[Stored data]
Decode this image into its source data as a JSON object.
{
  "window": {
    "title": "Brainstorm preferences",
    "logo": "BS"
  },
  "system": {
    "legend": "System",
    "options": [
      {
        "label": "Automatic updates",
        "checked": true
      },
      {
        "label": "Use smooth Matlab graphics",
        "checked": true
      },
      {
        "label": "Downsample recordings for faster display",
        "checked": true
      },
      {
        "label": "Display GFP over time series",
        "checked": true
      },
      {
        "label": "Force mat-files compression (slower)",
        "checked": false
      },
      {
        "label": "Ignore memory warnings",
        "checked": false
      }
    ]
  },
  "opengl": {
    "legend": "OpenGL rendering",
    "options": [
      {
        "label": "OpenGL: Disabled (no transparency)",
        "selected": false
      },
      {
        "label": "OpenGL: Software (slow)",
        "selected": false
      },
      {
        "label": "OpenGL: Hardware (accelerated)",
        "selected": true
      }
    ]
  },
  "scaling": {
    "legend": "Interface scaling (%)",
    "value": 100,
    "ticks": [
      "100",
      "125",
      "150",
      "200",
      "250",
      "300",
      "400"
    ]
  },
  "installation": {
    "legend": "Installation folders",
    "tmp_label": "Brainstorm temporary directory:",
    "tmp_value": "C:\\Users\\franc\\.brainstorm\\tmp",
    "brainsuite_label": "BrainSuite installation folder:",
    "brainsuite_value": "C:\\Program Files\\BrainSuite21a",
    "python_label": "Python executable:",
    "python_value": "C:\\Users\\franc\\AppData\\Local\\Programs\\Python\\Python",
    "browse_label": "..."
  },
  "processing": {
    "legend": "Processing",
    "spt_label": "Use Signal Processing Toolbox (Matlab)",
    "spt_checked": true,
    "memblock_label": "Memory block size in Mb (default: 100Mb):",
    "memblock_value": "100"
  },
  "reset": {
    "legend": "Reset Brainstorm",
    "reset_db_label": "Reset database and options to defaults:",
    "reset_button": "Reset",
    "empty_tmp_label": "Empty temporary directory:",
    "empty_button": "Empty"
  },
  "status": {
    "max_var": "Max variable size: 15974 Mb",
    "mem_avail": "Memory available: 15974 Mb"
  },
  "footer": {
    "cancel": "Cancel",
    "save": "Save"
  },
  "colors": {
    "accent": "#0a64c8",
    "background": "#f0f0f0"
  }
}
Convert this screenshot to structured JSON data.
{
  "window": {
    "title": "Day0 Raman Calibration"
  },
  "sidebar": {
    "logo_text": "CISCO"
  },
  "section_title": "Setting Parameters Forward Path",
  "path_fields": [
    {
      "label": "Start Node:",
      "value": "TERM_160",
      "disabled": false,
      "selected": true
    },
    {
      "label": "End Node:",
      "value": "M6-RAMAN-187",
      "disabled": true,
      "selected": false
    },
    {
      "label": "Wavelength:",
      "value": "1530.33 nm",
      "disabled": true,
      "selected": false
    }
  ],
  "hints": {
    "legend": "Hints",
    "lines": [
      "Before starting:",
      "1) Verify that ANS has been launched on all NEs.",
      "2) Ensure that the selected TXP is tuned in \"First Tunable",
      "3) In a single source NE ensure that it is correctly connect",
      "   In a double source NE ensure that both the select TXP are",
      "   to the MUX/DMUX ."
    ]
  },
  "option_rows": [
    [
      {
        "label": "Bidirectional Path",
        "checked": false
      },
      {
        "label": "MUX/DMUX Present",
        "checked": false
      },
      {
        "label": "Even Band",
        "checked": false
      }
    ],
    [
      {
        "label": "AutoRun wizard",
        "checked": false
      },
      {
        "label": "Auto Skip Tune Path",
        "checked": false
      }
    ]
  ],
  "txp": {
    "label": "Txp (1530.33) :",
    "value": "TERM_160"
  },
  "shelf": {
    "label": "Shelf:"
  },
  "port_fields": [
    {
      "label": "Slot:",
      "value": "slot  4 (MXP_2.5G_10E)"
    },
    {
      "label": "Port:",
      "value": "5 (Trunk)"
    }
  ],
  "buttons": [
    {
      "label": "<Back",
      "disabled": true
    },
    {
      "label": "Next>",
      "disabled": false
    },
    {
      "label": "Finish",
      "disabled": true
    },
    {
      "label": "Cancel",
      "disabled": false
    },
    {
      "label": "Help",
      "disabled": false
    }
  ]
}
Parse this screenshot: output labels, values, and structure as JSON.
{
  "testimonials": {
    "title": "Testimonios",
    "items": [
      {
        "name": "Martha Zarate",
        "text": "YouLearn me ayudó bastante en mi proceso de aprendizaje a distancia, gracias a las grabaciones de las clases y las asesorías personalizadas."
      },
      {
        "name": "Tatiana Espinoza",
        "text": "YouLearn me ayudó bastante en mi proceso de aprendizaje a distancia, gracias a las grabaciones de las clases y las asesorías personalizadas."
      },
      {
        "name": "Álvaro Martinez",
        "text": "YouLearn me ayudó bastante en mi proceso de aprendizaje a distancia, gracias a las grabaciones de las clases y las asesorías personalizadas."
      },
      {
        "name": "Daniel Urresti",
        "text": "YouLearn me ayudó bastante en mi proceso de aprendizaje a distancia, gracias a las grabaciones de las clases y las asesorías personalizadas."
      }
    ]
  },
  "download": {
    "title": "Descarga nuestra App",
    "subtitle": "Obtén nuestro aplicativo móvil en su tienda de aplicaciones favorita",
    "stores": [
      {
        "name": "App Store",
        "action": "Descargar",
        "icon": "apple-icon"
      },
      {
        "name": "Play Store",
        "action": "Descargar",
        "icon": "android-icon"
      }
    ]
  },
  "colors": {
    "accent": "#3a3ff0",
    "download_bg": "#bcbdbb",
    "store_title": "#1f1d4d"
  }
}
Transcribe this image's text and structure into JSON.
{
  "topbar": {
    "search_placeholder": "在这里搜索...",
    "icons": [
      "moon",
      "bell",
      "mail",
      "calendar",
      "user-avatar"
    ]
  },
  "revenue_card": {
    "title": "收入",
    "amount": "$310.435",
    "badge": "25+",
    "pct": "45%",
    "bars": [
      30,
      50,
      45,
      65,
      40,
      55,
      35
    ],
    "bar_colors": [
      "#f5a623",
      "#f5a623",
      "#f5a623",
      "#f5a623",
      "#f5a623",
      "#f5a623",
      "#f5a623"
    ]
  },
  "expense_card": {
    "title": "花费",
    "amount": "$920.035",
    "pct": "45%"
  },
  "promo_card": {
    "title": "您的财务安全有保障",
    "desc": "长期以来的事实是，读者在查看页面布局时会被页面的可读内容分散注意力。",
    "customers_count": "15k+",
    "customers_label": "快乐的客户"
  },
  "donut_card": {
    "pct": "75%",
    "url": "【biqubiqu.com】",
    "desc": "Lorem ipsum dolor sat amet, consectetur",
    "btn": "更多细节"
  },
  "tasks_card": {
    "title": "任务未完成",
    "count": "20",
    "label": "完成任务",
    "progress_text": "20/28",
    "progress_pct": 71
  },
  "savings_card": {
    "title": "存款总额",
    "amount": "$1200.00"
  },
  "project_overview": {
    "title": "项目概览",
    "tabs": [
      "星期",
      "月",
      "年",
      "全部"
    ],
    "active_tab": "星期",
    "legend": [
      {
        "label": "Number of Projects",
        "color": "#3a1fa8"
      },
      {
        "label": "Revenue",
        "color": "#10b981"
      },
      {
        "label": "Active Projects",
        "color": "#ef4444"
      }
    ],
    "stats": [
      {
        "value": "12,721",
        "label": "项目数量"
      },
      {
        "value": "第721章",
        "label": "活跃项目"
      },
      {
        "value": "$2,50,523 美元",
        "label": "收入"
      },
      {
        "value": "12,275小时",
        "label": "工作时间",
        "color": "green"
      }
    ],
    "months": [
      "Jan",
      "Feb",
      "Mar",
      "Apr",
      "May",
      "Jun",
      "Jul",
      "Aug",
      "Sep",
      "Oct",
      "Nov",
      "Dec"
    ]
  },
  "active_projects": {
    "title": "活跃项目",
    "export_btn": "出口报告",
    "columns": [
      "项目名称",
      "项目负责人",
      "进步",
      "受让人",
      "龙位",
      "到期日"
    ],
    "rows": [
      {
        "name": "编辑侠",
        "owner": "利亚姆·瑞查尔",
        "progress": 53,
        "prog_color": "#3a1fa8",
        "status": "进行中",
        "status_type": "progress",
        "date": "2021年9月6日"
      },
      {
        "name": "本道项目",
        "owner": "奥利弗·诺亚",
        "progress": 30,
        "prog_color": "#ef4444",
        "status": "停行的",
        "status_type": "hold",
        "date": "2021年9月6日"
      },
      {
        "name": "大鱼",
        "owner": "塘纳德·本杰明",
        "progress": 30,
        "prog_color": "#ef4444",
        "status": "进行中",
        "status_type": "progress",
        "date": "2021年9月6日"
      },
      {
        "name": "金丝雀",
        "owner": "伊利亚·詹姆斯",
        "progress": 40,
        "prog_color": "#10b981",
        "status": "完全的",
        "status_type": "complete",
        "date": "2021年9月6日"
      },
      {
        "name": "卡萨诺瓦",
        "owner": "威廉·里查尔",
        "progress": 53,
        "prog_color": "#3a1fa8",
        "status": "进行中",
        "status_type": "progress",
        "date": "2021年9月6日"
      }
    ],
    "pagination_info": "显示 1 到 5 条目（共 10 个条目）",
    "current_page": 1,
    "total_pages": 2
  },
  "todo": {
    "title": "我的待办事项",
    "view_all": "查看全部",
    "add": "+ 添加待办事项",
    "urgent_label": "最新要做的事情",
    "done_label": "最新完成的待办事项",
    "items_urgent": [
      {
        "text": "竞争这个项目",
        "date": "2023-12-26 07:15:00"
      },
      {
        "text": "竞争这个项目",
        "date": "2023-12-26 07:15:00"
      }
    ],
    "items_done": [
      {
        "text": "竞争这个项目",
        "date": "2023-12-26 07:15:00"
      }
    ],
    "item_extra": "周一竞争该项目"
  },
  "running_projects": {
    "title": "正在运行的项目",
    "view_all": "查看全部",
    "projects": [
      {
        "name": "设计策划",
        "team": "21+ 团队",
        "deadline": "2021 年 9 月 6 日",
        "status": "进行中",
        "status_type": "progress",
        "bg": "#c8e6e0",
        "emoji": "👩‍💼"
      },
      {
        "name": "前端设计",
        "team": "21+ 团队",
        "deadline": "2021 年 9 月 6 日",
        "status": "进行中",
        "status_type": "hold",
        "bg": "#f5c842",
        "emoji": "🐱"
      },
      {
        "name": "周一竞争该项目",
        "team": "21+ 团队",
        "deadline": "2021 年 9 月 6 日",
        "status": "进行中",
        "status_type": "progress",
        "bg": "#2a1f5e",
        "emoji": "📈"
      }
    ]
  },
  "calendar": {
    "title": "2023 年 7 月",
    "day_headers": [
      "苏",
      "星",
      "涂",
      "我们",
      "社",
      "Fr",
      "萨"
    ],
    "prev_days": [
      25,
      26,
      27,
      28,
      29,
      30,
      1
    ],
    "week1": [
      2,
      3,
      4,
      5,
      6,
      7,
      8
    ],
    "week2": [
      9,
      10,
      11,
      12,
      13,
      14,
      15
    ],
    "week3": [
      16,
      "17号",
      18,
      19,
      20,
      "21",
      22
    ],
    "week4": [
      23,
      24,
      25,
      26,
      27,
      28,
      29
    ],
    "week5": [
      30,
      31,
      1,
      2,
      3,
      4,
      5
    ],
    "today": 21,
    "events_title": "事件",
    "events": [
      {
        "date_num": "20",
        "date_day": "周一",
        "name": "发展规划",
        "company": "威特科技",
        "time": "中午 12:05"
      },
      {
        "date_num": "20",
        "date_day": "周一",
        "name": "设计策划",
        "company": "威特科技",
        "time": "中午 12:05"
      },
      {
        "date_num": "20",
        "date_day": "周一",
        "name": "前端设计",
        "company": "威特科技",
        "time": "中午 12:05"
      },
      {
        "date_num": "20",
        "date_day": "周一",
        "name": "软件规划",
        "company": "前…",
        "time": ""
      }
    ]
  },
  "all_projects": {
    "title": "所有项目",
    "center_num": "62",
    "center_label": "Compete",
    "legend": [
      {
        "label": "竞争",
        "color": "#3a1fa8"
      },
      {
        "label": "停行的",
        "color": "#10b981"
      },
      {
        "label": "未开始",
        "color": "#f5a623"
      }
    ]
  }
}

- **Written instruction**
How many of the lines above hold "franc"? Answer with only the number.

- **Answer to the problem**
2